**What you need to do:**
Go over the entries below line by line, copying each one that contains the word "период".

[Figure record extracts]
+++

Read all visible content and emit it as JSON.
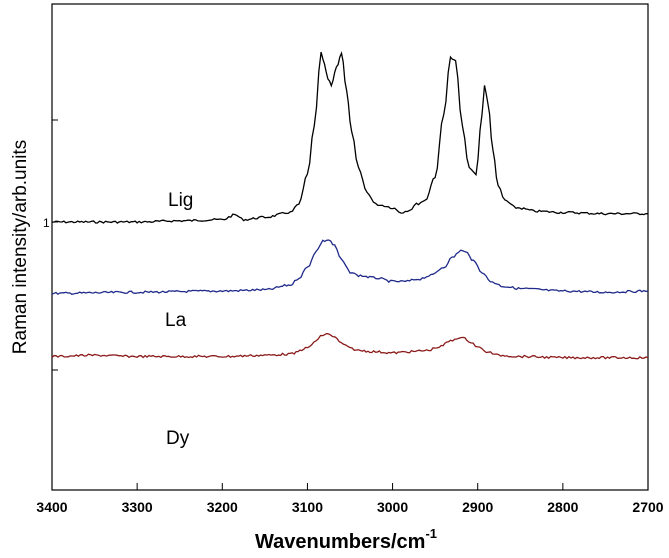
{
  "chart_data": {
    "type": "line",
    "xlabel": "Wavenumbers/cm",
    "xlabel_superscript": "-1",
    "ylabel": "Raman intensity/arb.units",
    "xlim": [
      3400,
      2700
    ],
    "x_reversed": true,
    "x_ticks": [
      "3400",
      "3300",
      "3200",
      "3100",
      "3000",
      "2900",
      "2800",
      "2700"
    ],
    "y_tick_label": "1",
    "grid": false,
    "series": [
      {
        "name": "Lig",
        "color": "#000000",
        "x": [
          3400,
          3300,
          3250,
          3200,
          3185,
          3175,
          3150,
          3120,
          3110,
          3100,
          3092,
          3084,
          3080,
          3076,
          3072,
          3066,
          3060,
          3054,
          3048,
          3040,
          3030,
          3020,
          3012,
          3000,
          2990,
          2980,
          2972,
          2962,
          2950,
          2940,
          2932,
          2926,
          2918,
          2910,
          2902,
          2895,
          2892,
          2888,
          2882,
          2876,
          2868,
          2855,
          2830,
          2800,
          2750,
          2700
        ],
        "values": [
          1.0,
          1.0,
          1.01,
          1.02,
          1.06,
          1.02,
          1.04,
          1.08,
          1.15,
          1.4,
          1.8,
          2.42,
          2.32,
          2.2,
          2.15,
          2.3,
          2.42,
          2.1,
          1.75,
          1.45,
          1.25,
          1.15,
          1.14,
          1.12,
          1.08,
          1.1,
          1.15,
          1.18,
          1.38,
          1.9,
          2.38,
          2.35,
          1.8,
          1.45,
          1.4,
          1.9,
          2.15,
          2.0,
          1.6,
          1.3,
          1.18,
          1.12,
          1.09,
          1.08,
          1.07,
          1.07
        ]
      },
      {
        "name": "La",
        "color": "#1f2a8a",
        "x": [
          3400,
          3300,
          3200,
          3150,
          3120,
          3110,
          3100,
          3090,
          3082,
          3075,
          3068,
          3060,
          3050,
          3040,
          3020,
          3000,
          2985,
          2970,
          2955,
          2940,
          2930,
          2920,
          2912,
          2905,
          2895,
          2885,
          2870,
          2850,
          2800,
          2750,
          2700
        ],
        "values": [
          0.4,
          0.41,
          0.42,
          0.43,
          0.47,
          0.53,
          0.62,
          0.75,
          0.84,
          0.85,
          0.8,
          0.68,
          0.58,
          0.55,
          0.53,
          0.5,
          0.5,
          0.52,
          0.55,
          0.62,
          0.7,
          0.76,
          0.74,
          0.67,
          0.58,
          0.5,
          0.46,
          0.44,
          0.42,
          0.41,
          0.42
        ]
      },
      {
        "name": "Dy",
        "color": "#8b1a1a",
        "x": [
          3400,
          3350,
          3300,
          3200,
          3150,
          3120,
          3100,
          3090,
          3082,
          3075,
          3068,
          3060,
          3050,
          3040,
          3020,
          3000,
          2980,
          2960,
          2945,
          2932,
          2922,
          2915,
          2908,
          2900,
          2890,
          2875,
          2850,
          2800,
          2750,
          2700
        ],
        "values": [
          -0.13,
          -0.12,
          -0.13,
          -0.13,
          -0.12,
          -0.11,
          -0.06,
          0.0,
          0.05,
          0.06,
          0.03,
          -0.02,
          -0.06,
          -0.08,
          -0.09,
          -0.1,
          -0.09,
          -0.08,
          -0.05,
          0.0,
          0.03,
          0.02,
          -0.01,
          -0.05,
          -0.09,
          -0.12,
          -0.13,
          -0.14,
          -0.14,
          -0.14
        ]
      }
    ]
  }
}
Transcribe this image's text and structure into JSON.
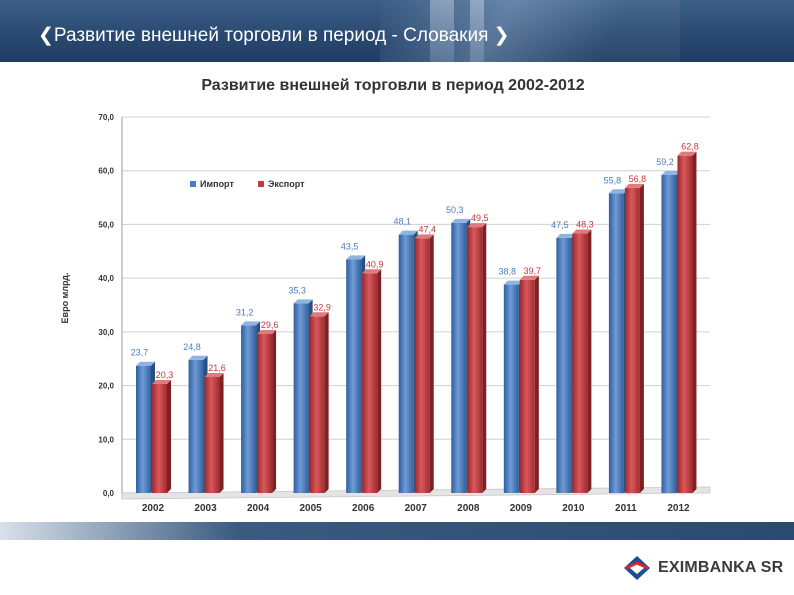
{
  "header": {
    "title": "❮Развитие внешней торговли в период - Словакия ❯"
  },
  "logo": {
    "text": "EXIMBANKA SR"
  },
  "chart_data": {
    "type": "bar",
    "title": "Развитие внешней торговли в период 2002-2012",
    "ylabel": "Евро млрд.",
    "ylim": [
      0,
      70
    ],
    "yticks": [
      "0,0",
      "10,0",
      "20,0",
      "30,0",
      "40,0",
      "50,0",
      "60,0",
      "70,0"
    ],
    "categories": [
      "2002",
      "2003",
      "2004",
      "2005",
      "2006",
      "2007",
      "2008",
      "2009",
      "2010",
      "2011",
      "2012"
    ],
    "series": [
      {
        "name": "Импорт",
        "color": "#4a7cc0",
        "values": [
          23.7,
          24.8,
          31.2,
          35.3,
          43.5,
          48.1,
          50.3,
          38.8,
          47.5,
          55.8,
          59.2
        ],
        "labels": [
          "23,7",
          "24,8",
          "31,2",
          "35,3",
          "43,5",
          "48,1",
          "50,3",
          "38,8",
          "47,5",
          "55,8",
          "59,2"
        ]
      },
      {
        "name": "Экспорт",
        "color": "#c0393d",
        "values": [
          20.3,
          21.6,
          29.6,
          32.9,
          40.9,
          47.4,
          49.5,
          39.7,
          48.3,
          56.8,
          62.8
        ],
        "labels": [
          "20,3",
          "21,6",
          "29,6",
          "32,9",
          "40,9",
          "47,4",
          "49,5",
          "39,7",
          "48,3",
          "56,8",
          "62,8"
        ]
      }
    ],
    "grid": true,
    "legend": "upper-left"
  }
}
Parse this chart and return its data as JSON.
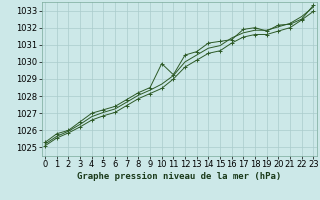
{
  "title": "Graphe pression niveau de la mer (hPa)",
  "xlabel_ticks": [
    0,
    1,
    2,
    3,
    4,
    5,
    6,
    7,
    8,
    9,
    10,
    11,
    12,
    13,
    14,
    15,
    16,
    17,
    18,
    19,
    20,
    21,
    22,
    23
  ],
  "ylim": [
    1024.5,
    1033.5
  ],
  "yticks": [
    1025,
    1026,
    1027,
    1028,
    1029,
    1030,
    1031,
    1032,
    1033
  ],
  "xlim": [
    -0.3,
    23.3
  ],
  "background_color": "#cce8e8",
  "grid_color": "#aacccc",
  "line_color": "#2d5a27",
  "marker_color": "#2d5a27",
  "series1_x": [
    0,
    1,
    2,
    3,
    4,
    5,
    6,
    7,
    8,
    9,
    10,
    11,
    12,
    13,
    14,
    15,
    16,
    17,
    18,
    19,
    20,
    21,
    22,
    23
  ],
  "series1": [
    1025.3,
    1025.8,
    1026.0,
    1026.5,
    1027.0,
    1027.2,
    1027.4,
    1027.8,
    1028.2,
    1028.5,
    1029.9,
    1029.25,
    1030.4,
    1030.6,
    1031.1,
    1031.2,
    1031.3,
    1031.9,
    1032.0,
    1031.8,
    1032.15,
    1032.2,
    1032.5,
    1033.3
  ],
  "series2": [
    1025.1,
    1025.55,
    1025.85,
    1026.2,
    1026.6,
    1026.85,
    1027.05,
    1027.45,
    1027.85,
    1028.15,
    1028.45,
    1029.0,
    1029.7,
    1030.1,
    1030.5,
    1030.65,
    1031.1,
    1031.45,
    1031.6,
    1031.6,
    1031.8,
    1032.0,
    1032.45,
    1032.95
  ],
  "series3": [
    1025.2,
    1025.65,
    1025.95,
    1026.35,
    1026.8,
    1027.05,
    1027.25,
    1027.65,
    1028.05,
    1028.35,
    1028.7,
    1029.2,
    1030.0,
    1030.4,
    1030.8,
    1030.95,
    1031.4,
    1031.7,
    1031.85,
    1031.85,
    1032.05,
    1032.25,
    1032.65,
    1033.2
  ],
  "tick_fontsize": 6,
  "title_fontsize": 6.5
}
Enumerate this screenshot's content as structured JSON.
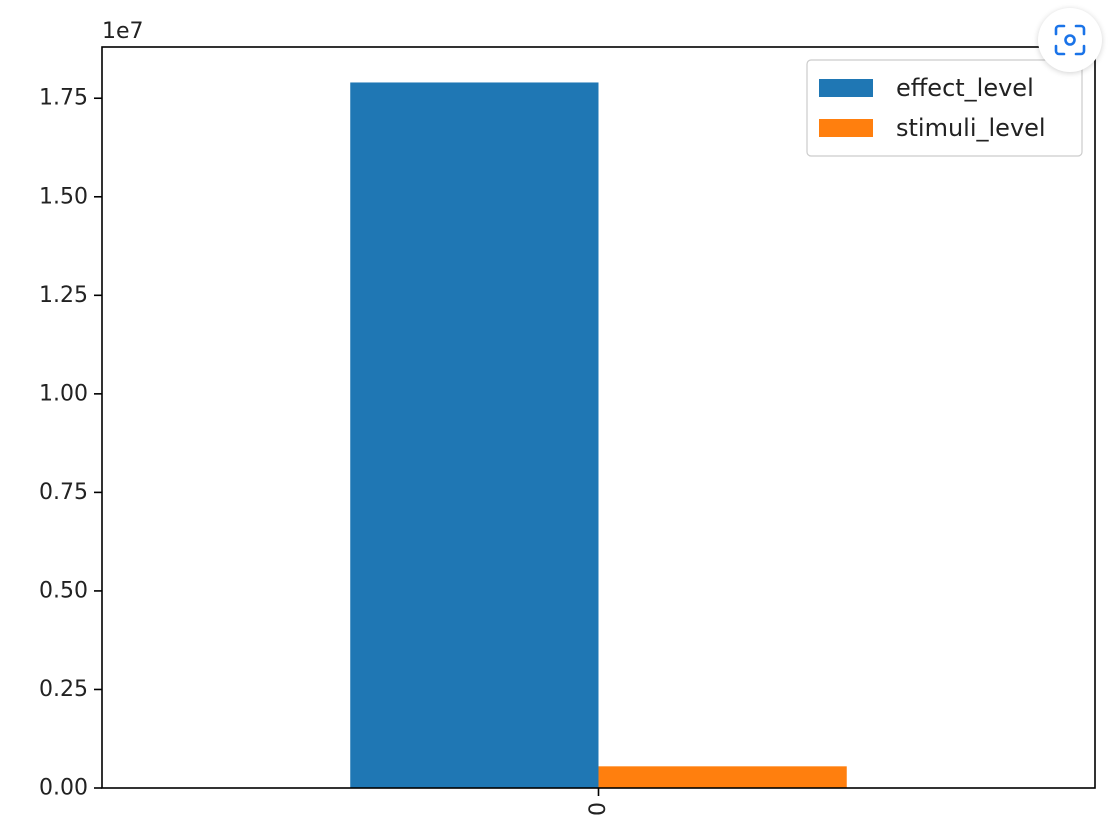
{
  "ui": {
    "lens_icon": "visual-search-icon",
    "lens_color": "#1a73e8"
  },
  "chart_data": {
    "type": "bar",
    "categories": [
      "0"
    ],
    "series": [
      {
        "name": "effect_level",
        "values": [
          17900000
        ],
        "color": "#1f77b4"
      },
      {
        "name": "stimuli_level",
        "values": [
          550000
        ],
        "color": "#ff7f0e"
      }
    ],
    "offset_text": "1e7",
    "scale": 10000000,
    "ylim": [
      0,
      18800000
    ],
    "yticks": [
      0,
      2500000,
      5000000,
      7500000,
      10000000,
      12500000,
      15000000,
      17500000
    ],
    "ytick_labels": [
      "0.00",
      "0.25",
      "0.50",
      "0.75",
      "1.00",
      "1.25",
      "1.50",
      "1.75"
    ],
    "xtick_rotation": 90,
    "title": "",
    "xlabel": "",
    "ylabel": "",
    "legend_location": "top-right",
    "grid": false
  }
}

+++

**Solved exercise:**
    "title": "❮Развитие внешней торговли в период - Словакия ❯"
    "title": "Развитие внешней торговли в период 2002-2012",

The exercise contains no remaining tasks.